### Records to process
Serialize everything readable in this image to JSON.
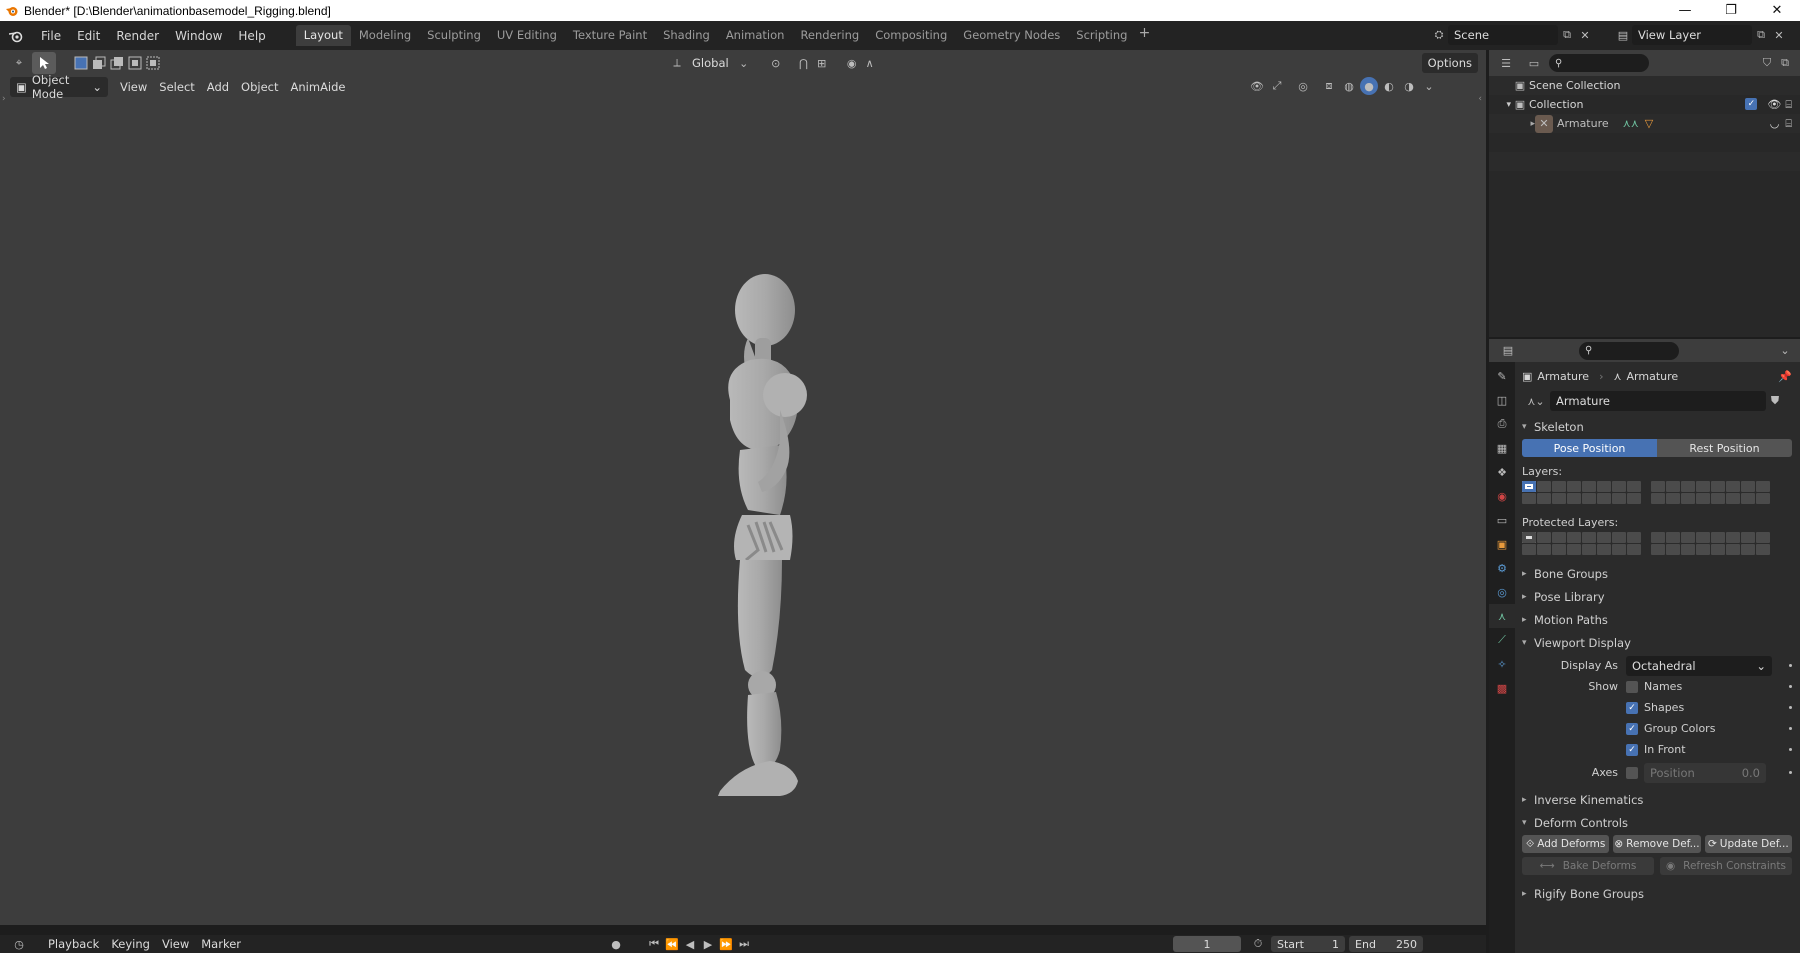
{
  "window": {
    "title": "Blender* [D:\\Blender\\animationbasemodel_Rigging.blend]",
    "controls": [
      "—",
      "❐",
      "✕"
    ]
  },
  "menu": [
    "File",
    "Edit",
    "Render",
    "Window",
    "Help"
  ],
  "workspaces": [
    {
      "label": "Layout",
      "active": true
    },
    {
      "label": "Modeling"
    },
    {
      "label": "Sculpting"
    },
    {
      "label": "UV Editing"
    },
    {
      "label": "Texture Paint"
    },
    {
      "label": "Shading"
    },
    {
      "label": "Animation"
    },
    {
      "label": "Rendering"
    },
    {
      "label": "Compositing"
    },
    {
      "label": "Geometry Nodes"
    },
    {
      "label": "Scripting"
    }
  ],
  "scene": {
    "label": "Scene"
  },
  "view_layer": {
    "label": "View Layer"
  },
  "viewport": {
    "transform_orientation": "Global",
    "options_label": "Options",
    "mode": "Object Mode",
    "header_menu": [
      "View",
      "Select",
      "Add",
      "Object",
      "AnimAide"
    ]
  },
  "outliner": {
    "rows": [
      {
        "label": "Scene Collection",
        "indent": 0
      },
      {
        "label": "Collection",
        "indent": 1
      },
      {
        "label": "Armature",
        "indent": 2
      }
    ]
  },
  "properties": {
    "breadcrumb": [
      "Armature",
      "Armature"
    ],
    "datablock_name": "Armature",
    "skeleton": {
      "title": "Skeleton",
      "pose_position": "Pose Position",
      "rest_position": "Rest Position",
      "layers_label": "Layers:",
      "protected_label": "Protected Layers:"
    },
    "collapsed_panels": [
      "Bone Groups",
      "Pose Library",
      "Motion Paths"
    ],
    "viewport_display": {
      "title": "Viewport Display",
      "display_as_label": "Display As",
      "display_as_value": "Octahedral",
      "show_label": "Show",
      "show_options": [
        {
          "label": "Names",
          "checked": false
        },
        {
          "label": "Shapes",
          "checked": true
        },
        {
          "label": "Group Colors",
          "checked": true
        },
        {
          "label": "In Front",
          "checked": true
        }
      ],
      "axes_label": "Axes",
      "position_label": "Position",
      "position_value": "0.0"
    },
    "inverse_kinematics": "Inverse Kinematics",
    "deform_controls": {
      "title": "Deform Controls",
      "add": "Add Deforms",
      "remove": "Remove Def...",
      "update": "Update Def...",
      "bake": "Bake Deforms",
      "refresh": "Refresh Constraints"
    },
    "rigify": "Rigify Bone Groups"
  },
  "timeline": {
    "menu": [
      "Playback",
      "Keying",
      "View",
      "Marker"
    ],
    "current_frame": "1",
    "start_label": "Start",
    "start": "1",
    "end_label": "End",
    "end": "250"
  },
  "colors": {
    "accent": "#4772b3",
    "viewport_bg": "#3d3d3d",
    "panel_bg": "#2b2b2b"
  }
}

### Exercise details
Omit the pictures and restate the rest of the records verbatim.

### Solution for this exercise
Serialize everything readable in this image to JSON.
{
  "window": {
    "title": "Blender* [D:\\Blender\\animationbasemodel_Rigging.blend]",
    "controls": [
      "—",
      "❐",
      "✕"
    ]
  },
  "menu": [
    "File",
    "Edit",
    "Render",
    "Window",
    "Help"
  ],
  "workspaces": [
    {
      "label": "Layout",
      "active": true
    },
    {
      "label": "Modeling"
    },
    {
      "label": "Sculpting"
    },
    {
      "label": "UV Editing"
    },
    {
      "label": "Texture Paint"
    },
    {
      "label": "Shading"
    },
    {
      "label": "Animation"
    },
    {
      "label": "Rendering"
    },
    {
      "label": "Compositing"
    },
    {
      "label": "Geometry Nodes"
    },
    {
      "label": "Scripting"
    }
  ],
  "scene": {
    "label": "Scene"
  },
  "view_layer": {
    "label": "View Layer"
  },
  "viewport": {
    "transform_orientation": "Global",
    "options_label": "Options",
    "mode": "Object Mode",
    "header_menu": [
      "View",
      "Select",
      "Add",
      "Object",
      "AnimAide"
    ]
  },
  "outliner": {
    "rows": [
      {
        "label": "Scene Collection",
        "indent": 0
      },
      {
        "label": "Collection",
        "indent": 1
      },
      {
        "label": "Armature",
        "indent": 2
      }
    ]
  },
  "properties": {
    "breadcrumb": [
      "Armature",
      "Armature"
    ],
    "datablock_name": "Armature",
    "skeleton": {
      "title": "Skeleton",
      "pose_position": "Pose Position",
      "rest_position": "Rest Position",
      "layers_label": "Layers:",
      "protected_label": "Protected Layers:"
    },
    "collapsed_panels": [
      "Bone Groups",
      "Pose Library",
      "Motion Paths"
    ],
    "viewport_display": {
      "title": "Viewport Display",
      "display_as_label": "Display As",
      "display_as_value": "Octahedral",
      "show_label": "Show",
      "show_options": [
        {
          "label": "Names",
          "checked": false
        },
        {
          "label": "Shapes",
          "checked": true
        },
        {
          "label": "Group Colors",
          "checked": true
        },
        {
          "label": "In Front",
          "checked": true
        }
      ],
      "axes_label": "Axes",
      "position_label": "Position",
      "position_value": "0.0"
    },
    "inverse_kinematics": "Inverse Kinematics",
    "deform_controls": {
      "title": "Deform Controls",
      "add": "Add Deforms",
      "remove": "Remove Def...",
      "update": "Update Def...",
      "bake": "Bake Deforms",
      "refresh": "Refresh Constraints"
    },
    "rigify": "Rigify Bone Groups"
  },
  "timeline": {
    "menu": [
      "Playback",
      "Keying",
      "View",
      "Marker"
    ],
    "current_frame": "1",
    "start_label": "Start",
    "start": "1",
    "end_label": "End",
    "end": "250"
  },
  "colors": {
    "accent": "#4772b3",
    "viewport_bg": "#3d3d3d",
    "panel_bg": "#2b2b2b"
  }
}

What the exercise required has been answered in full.